* BEGIN Extracted data *

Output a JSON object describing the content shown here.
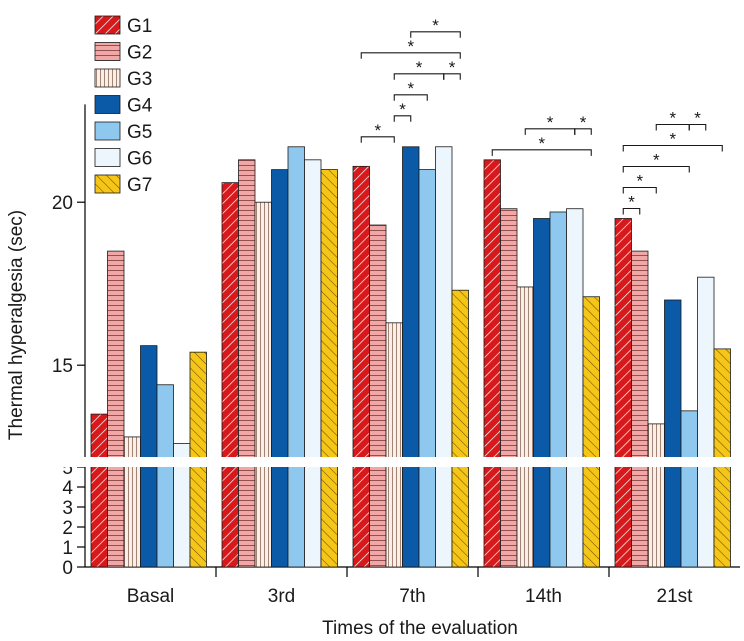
{
  "chart_data": {
    "type": "bar",
    "ylabel": "Thermal hyperalgesia (sec)",
    "xlabel": "Times of the evaluation",
    "categories": [
      "Basal",
      "3rd",
      "7th",
      "14th",
      "21st"
    ],
    "axis_break": {
      "from": 5,
      "to": 12.0
    },
    "ylim": [
      0,
      23.0
    ],
    "yticks_lower": [
      0,
      1,
      2,
      3,
      4,
      5
    ],
    "yticks_upper": [
      15,
      20
    ],
    "series": [
      {
        "name": "G1",
        "color": "#d7191c",
        "pattern": "diag",
        "values": [
          13.5,
          20.6,
          21.1,
          21.3,
          19.5
        ]
      },
      {
        "name": "G2",
        "color": "#f2a7a7",
        "pattern": "horiz",
        "values": [
          18.5,
          21.3,
          19.3,
          19.8,
          18.5
        ]
      },
      {
        "name": "G3",
        "color": "#fbeee6",
        "pattern": "vert",
        "values": [
          12.8,
          20.0,
          16.3,
          17.4,
          13.2
        ]
      },
      {
        "name": "G4",
        "color": "#0a5aa8",
        "pattern": "solid",
        "values": [
          15.6,
          21.0,
          21.7,
          19.5,
          17.0
        ]
      },
      {
        "name": "G5",
        "color": "#8ec8ef",
        "pattern": "solid",
        "values": [
          14.4,
          21.7,
          21.0,
          19.7,
          13.6
        ]
      },
      {
        "name": "G6",
        "color": "#eef6fd",
        "pattern": "solid",
        "values": [
          12.6,
          21.3,
          21.7,
          19.8,
          17.7
        ]
      },
      {
        "name": "G7",
        "color": "#f5c518",
        "pattern": "diag",
        "values": [
          15.4,
          21.0,
          17.3,
          17.1,
          15.5
        ]
      }
    ],
    "significance": [
      {
        "category": 2,
        "from": 0,
        "to": 2,
        "label": "*",
        "level": 0
      },
      {
        "category": 2,
        "from": 2,
        "to": 3,
        "label": "*",
        "level": 1
      },
      {
        "category": 2,
        "from": 2,
        "to": 4,
        "label": "*",
        "level": 2
      },
      {
        "category": 2,
        "from": 2,
        "to": 5,
        "label": "*",
        "level": 3
      },
      {
        "category": 2,
        "from": 5,
        "to": 6,
        "label": "*",
        "level": 3
      },
      {
        "category": 2,
        "from": 0,
        "to": 6,
        "label": "*",
        "level": 4
      },
      {
        "category": 2,
        "from": 3,
        "to": 6,
        "label": "*",
        "level": 5
      },
      {
        "category": 3,
        "from": 0,
        "to": 6,
        "label": "*",
        "level": 0
      },
      {
        "category": 3,
        "from": 2,
        "to": 5,
        "label": "*",
        "level": 1
      },
      {
        "category": 3,
        "from": 5,
        "to": 6,
        "label": "*",
        "level": 1
      },
      {
        "category": 4,
        "from": 0,
        "to": 1,
        "label": "*",
        "level": 0
      },
      {
        "category": 4,
        "from": 0,
        "to": 2,
        "label": "*",
        "level": 1
      },
      {
        "category": 4,
        "from": 0,
        "to": 4,
        "label": "*",
        "level": 2
      },
      {
        "category": 4,
        "from": 0,
        "to": 6,
        "label": "*",
        "level": 3
      },
      {
        "category": 4,
        "from": 2,
        "to": 4,
        "label": "*",
        "level": 4
      },
      {
        "category": 4,
        "from": 4,
        "to": 5,
        "label": "*",
        "level": 4
      }
    ]
  }
}
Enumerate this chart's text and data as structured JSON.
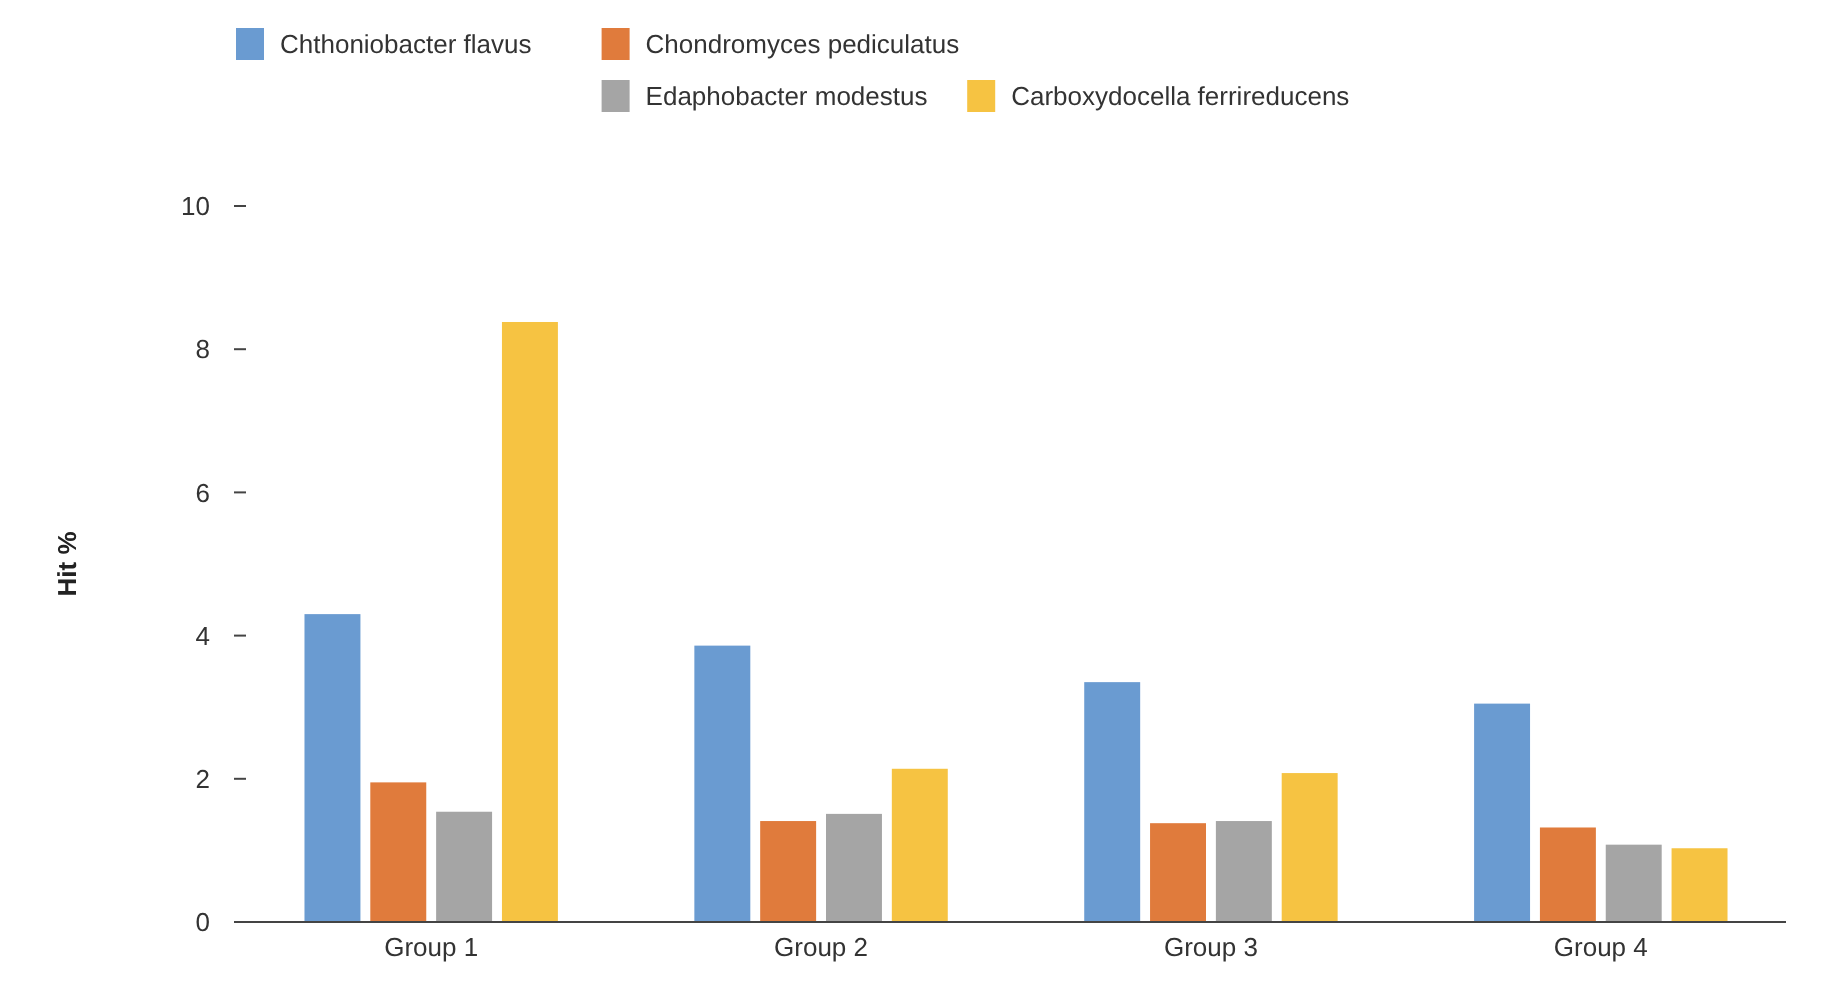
{
  "chart_data": {
    "type": "bar",
    "ylabel": "Hit %",
    "categories": [
      "Group 1",
      "Group 2",
      "Group 3",
      "Group 4"
    ],
    "series": [
      {
        "name": "Chthoniobacter flavus",
        "color": "#6a9bd1",
        "values": [
          4.3,
          3.86,
          3.35,
          3.05
        ]
      },
      {
        "name": "Chondromyces pediculatus",
        "color": "#e07b3c",
        "values": [
          1.95,
          1.41,
          1.38,
          1.32
        ]
      },
      {
        "name": "Edaphobacter modestus",
        "color": "#a5a5a5",
        "values": [
          1.54,
          1.51,
          1.41,
          1.08
        ]
      },
      {
        "name": "Carboxydocella ferrireducens",
        "color": "#f6c342",
        "values": [
          8.38,
          2.14,
          2.08,
          1.03
        ]
      }
    ],
    "ylim": [
      0,
      10
    ],
    "yticks": [
      0,
      2,
      4,
      6,
      8,
      10
    ],
    "grid": false,
    "legend": "top"
  }
}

* END Extracted data *

* **Directive**:
Copy all of the entries verbatim, leaving out any pictures they contain.

* **Answer for the task**:
Output a JSON object describing the content shown here.
{
  "chart_data": {
    "type": "bar",
    "ylabel": "Thermal hyperalgesia (sec)",
    "xlabel": "Times of the evaluation",
    "categories": [
      "Basal",
      "3rd",
      "7th",
      "14th",
      "21st"
    ],
    "axis_break": {
      "from": 5,
      "to": 12.0
    },
    "ylim": [
      0,
      23.0
    ],
    "yticks_lower": [
      0,
      1,
      2,
      3,
      4,
      5
    ],
    "yticks_upper": [
      15,
      20
    ],
    "series": [
      {
        "name": "G1",
        "color": "#d7191c",
        "pattern": "diag",
        "values": [
          13.5,
          20.6,
          21.1,
          21.3,
          19.5
        ]
      },
      {
        "name": "G2",
        "color": "#f2a7a7",
        "pattern": "horiz",
        "values": [
          18.5,
          21.3,
          19.3,
          19.8,
          18.5
        ]
      },
      {
        "name": "G3",
        "color": "#fbeee6",
        "pattern": "vert",
        "values": [
          12.8,
          20.0,
          16.3,
          17.4,
          13.2
        ]
      },
      {
        "name": "G4",
        "color": "#0a5aa8",
        "pattern": "solid",
        "values": [
          15.6,
          21.0,
          21.7,
          19.5,
          17.0
        ]
      },
      {
        "name": "G5",
        "color": "#8ec8ef",
        "pattern": "solid",
        "values": [
          14.4,
          21.7,
          21.0,
          19.7,
          13.6
        ]
      },
      {
        "name": "G6",
        "color": "#eef6fd",
        "pattern": "solid",
        "values": [
          12.6,
          21.3,
          21.7,
          19.8,
          17.7
        ]
      },
      {
        "name": "G7",
        "color": "#f5c518",
        "pattern": "diag",
        "values": [
          15.4,
          21.0,
          17.3,
          17.1,
          15.5
        ]
      }
    ],
    "significance": [
      {
        "category": 2,
        "from": 0,
        "to": 2,
        "label": "*",
        "level": 0
      },
      {
        "category": 2,
        "from": 2,
        "to": 3,
        "label": "*",
        "level": 1
      },
      {
        "category": 2,
        "from": 2,
        "to": 4,
        "label": "*",
        "level": 2
      },
      {
        "category": 2,
        "from": 2,
        "to": 5,
        "label": "*",
        "level": 3
      },
      {
        "category": 2,
        "from": 5,
        "to": 6,
        "label": "*",
        "level": 3
      },
      {
        "category": 2,
        "from": 0,
        "to": 6,
        "label": "*",
        "level": 4
      },
      {
        "category": 2,
        "from": 3,
        "to": 6,
        "label": "*",
        "level": 5
      },
      {
        "category": 3,
        "from": 0,
        "to": 6,
        "label": "*",
        "level": 0
      },
      {
        "category": 3,
        "from": 2,
        "to": 5,
        "label": "*",
        "level": 1
      },
      {
        "category": 3,
        "from": 5,
        "to": 6,
        "label": "*",
        "level": 1
      },
      {
        "category": 4,
        "from": 0,
        "to": 1,
        "label": "*",
        "level": 0
      },
      {
        "category": 4,
        "from": 0,
        "to": 2,
        "label": "*",
        "level": 1
      },
      {
        "category": 4,
        "from": 0,
        "to": 4,
        "label": "*",
        "level": 2
      },
      {
        "category": 4,
        "from": 0,
        "to": 6,
        "label": "*",
        "level": 3
      },
      {
        "category": 4,
        "from": 2,
        "to": 4,
        "label": "*",
        "level": 4
      },
      {
        "category": 4,
        "from": 4,
        "to": 5,
        "label": "*",
        "level": 4
      }
    ]
  }
}
Enumerate this chart's text and data as structured JSON.
{
  "chart_data": {
    "type": "bar",
    "ylabel": "Hit %",
    "categories": [
      "Group 1",
      "Group 2",
      "Group 3",
      "Group 4"
    ],
    "series": [
      {
        "name": "Chthoniobacter flavus",
        "color": "#6a9bd1",
        "values": [
          4.3,
          3.86,
          3.35,
          3.05
        ]
      },
      {
        "name": "Chondromyces pediculatus",
        "color": "#e07b3c",
        "values": [
          1.95,
          1.41,
          1.38,
          1.32
        ]
      },
      {
        "name": "Edaphobacter modestus",
        "color": "#a5a5a5",
        "values": [
          1.54,
          1.51,
          1.41,
          1.08
        ]
      },
      {
        "name": "Carboxydocella ferrireducens",
        "color": "#f6c342",
        "values": [
          8.38,
          2.14,
          2.08,
          1.03
        ]
      }
    ],
    "ylim": [
      0,
      10
    ],
    "yticks": [
      0,
      2,
      4,
      6,
      8,
      10
    ],
    "grid": false,
    "legend": "top"
  }
}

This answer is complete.